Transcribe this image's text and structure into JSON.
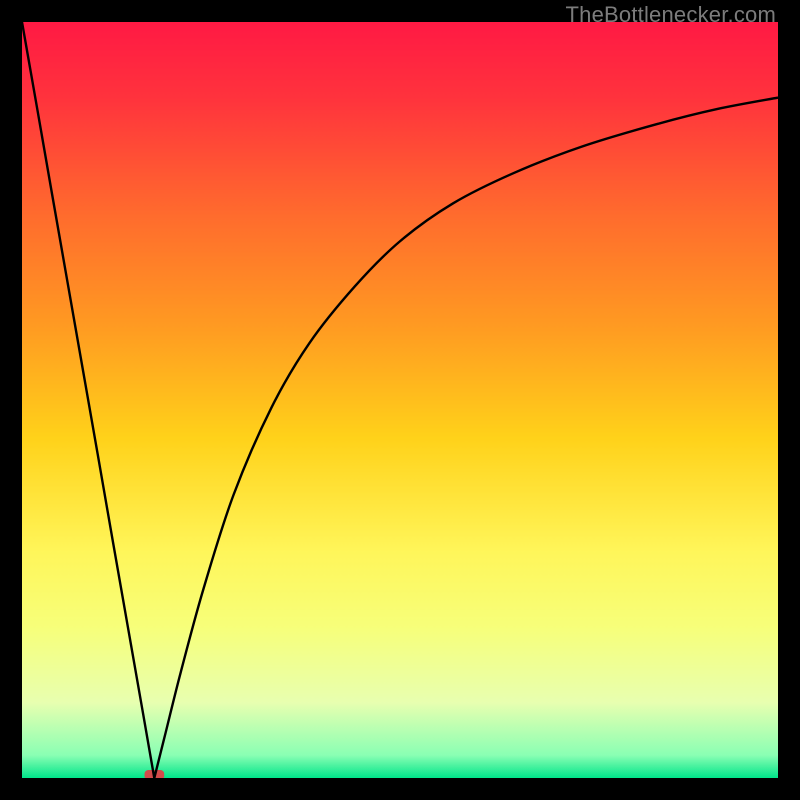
{
  "watermark_text": "TheBottlenecker.com",
  "marker_color": "#d24b4b",
  "curve_color": "#000000",
  "gradient_stops": [
    {
      "offset": 0.0,
      "color": "#ff1a44"
    },
    {
      "offset": 0.1,
      "color": "#ff333d"
    },
    {
      "offset": 0.25,
      "color": "#ff6a2e"
    },
    {
      "offset": 0.4,
      "color": "#ff9a22"
    },
    {
      "offset": 0.55,
      "color": "#ffd21a"
    },
    {
      "offset": 0.7,
      "color": "#fff65a"
    },
    {
      "offset": 0.8,
      "color": "#f7ff7a"
    },
    {
      "offset": 0.9,
      "color": "#e8ffb0"
    },
    {
      "offset": 0.97,
      "color": "#8affb4"
    },
    {
      "offset": 1.0,
      "color": "#00e58a"
    }
  ],
  "chart_data": {
    "type": "line",
    "title": "",
    "xlabel": "",
    "ylabel": "",
    "xlim": [
      0,
      100
    ],
    "ylim": [
      0,
      100
    ],
    "x": [
      0,
      2,
      4,
      6,
      8,
      10,
      12,
      14,
      16,
      17.5,
      19,
      21,
      24,
      28,
      33,
      38,
      44,
      50,
      57,
      65,
      74,
      84,
      92,
      100
    ],
    "values": [
      100,
      88.6,
      77.1,
      65.7,
      54.3,
      42.9,
      31.4,
      20.0,
      8.6,
      0.0,
      6.0,
      14.0,
      25.0,
      37.5,
      49.0,
      57.5,
      65.0,
      71.0,
      76.0,
      80.0,
      83.5,
      86.5,
      88.5,
      90.0
    ],
    "optimal_marker_x": [
      16.2,
      18.8
    ],
    "optimal_marker_y": 0.0,
    "notes": "bottleneck/deviation curve; minimum (optimal) near x≈17.5; background is a vertical red→green gradient indicating deviation severity"
  }
}
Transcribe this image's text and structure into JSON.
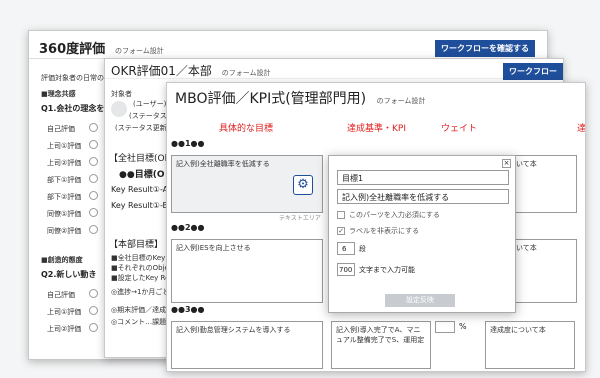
{
  "w1": {
    "title": "360度評価",
    "subtitle": "のフォーム設計",
    "workflow_btn": "ワークフローを確認する",
    "desc": "評価対象者の日常の",
    "section1": "■理念共感",
    "q1": "Q1.会社の理念を",
    "rows1": [
      "自己評価",
      "上司①評価",
      "上司②評価",
      "部下①評価",
      "部下②評価",
      "同僚①評価",
      "同僚②評価"
    ],
    "section2": "■創造的態度",
    "q2": "Q2.新しい動き",
    "rows2": [
      "自己評価",
      "上司①評価",
      "上司②評価"
    ]
  },
  "w2": {
    "title": "OKR評価01／本部",
    "subtitle": "のフォーム設計",
    "workflow_btn": "ワークフロー",
    "target_label": "対象者",
    "user": "(ユーザー)",
    "status": "(ステータス)",
    "status_updated": "(ステータス更新日",
    "all_goal": "【全社目標(Ob",
    "goal_line": "●●目標(O",
    "kr_a": "Key Result①-A",
    "kr_b": "Key Result①-B",
    "dept_goal": "【本部目標】",
    "notes": [
      "■全社目標のKey",
      "■それぞれのObjective",
      "■設定したKey Result",
      "◎進捗→1か月ごとの"
    ],
    "notes2": [
      "◎期末評価／達成率…",
      "◎コメント…課題お"
    ]
  },
  "w3": {
    "title": "MBO評価／KPI式(管理部門用)",
    "subtitle": "のフォーム設計",
    "col_goal": "具体的な目標",
    "col_standard": "達成基準・KPI",
    "col_weight": "ウェイト",
    "col_extra": "達",
    "sec1": "●●1●●",
    "ex1": "記入例)全社離職率を低減する",
    "sec2": "●●2●●",
    "ex2": "記入例)ESを向上させる",
    "sec3": "●●3●●",
    "ex3": "記入例)勤怠管理システムを導入する",
    "ex3_std": "記入例)導入完了でA、マニュアル整備完了でS、運用定",
    "percent": "%",
    "achievement": "達成度について本",
    "about_label": "について本",
    "text_area_label": "テキストエリア"
  },
  "popup": {
    "field1": "目標1",
    "field2": "記入例)全社離職率を低減する",
    "required": "このパーツを入力必須にする",
    "hide_label": "ラベルを非表示にする",
    "rows_value": "6",
    "rows_unit": "段",
    "chars_value": "700",
    "chars_unit": "文字まで入力可能",
    "apply_btn": "設定反映",
    "close": "×"
  }
}
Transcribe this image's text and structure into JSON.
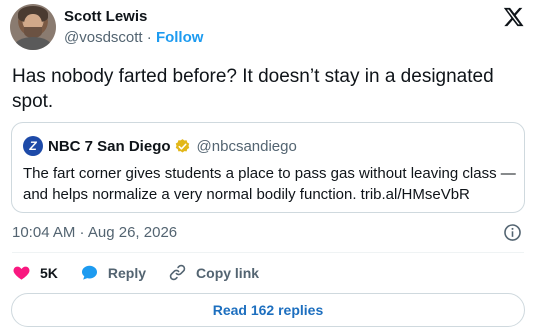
{
  "author": {
    "name": "Scott Lewis",
    "handle": "@vosdscott",
    "separator": " · ",
    "follow_label": "Follow"
  },
  "tweet": {
    "text": "Has nobody farted before? It doesn’t stay in a designated spot."
  },
  "quote": {
    "logo_text": "Z",
    "name": "NBC 7 San Diego",
    "handle": "@nbcsandiego",
    "text": "The fart corner gives students a place to pass gas without leaving class — and helps normalize a very normal bodily function. trib.al/HMseVbR"
  },
  "meta": {
    "timestamp": "10:04 AM · Aug 26, 2026"
  },
  "actions": {
    "like_count": "5K",
    "reply_label": "Reply",
    "copy_link_label": "Copy link"
  },
  "footer": {
    "read_replies_label": "Read 162 replies"
  },
  "colors": {
    "accent": "#1d9bf0",
    "like": "#f91880",
    "verified": "#e2b719",
    "muted": "#536471"
  }
}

----------------

Given exercise
Output all of the data exactly as it stands, minus any images.

Result for this task
Transcribe this image's text and structure into JSON.
{
  "watermark_text": "TheBottlenecker.com",
  "marker_color": "#d24b4b",
  "curve_color": "#000000",
  "gradient_stops": [
    {
      "offset": 0.0,
      "color": "#ff1a44"
    },
    {
      "offset": 0.1,
      "color": "#ff333d"
    },
    {
      "offset": 0.25,
      "color": "#ff6a2e"
    },
    {
      "offset": 0.4,
      "color": "#ff9a22"
    },
    {
      "offset": 0.55,
      "color": "#ffd21a"
    },
    {
      "offset": 0.7,
      "color": "#fff65a"
    },
    {
      "offset": 0.8,
      "color": "#f7ff7a"
    },
    {
      "offset": 0.9,
      "color": "#e8ffb0"
    },
    {
      "offset": 0.97,
      "color": "#8affb4"
    },
    {
      "offset": 1.0,
      "color": "#00e58a"
    }
  ],
  "chart_data": {
    "type": "line",
    "title": "",
    "xlabel": "",
    "ylabel": "",
    "xlim": [
      0,
      100
    ],
    "ylim": [
      0,
      100
    ],
    "x": [
      0,
      2,
      4,
      6,
      8,
      10,
      12,
      14,
      16,
      17.5,
      19,
      21,
      24,
      28,
      33,
      38,
      44,
      50,
      57,
      65,
      74,
      84,
      92,
      100
    ],
    "values": [
      100,
      88.6,
      77.1,
      65.7,
      54.3,
      42.9,
      31.4,
      20.0,
      8.6,
      0.0,
      6.0,
      14.0,
      25.0,
      37.5,
      49.0,
      57.5,
      65.0,
      71.0,
      76.0,
      80.0,
      83.5,
      86.5,
      88.5,
      90.0
    ],
    "optimal_marker_x": [
      16.2,
      18.8
    ],
    "optimal_marker_y": 0.0,
    "notes": "bottleneck/deviation curve; minimum (optimal) near x≈17.5; background is a vertical red→green gradient indicating deviation severity"
  }
}
Transcribe this image's text and structure into JSON.
{
  "w1": {
    "title": "360度評価",
    "subtitle": "のフォーム設計",
    "workflow_btn": "ワークフローを確認する",
    "desc": "評価対象者の日常の",
    "section1": "■理念共感",
    "q1": "Q1.会社の理念を",
    "rows1": [
      "自己評価",
      "上司①評価",
      "上司②評価",
      "部下①評価",
      "部下②評価",
      "同僚①評価",
      "同僚②評価"
    ],
    "section2": "■創造的態度",
    "q2": "Q2.新しい動き",
    "rows2": [
      "自己評価",
      "上司①評価",
      "上司②評価"
    ]
  },
  "w2": {
    "title": "OKR評価01／本部",
    "subtitle": "のフォーム設計",
    "workflow_btn": "ワークフロー",
    "target_label": "対象者",
    "user": "(ユーザー)",
    "status": "(ステータス)",
    "status_updated": "(ステータス更新日",
    "all_goal": "【全社目標(Ob",
    "goal_line": "●●目標(O",
    "kr_a": "Key Result①-A",
    "kr_b": "Key Result①-B",
    "dept_goal": "【本部目標】",
    "notes": [
      "■全社目標のKey",
      "■それぞれのObjective",
      "■設定したKey Result",
      "◎進捗→1か月ごとの"
    ],
    "notes2": [
      "◎期末評価／達成率…",
      "◎コメント…課題お"
    ]
  },
  "w3": {
    "title": "MBO評価／KPI式(管理部門用)",
    "subtitle": "のフォーム設計",
    "col_goal": "具体的な目標",
    "col_standard": "達成基準・KPI",
    "col_weight": "ウェイト",
    "col_extra": "達",
    "sec1": "●●1●●",
    "ex1": "記入例)全社離職率を低減する",
    "sec2": "●●2●●",
    "ex2": "記入例)ESを向上させる",
    "sec3": "●●3●●",
    "ex3": "記入例)勤怠管理システムを導入する",
    "ex3_std": "記入例)導入完了でA、マニュアル整備完了でS、運用定",
    "percent": "%",
    "achievement": "達成度について本",
    "about_label": "について本",
    "text_area_label": "テキストエリア"
  },
  "popup": {
    "field1": "目標1",
    "field2": "記入例)全社離職率を低減する",
    "required": "このパーツを入力必須にする",
    "hide_label": "ラベルを非表示にする",
    "rows_value": "6",
    "rows_unit": "段",
    "chars_value": "700",
    "chars_unit": "文字まで入力可能",
    "apply_btn": "設定反映",
    "close": "×"
  }
}
Transcribe this image's text and structure into JSON.
{
  "author": {
    "name": "Scott Lewis",
    "handle": "@vosdscott",
    "separator": " · ",
    "follow_label": "Follow"
  },
  "tweet": {
    "text": "Has nobody farted before? It doesn’t stay in a designated spot."
  },
  "quote": {
    "logo_text": "Z",
    "name": "NBC 7 San Diego",
    "handle": "@nbcsandiego",
    "text": "The fart corner gives students a place to pass gas without leaving class — and helps normalize a very normal bodily function. trib.al/HMseVbR"
  },
  "meta": {
    "timestamp": "10:04 AM · Aug 26, 2026"
  },
  "actions": {
    "like_count": "5K",
    "reply_label": "Reply",
    "copy_link_label": "Copy link"
  },
  "footer": {
    "read_replies_label": "Read 162 replies"
  },
  "colors": {
    "accent": "#1d9bf0",
    "like": "#f91880",
    "verified": "#e2b719",
    "muted": "#536471"
  }
}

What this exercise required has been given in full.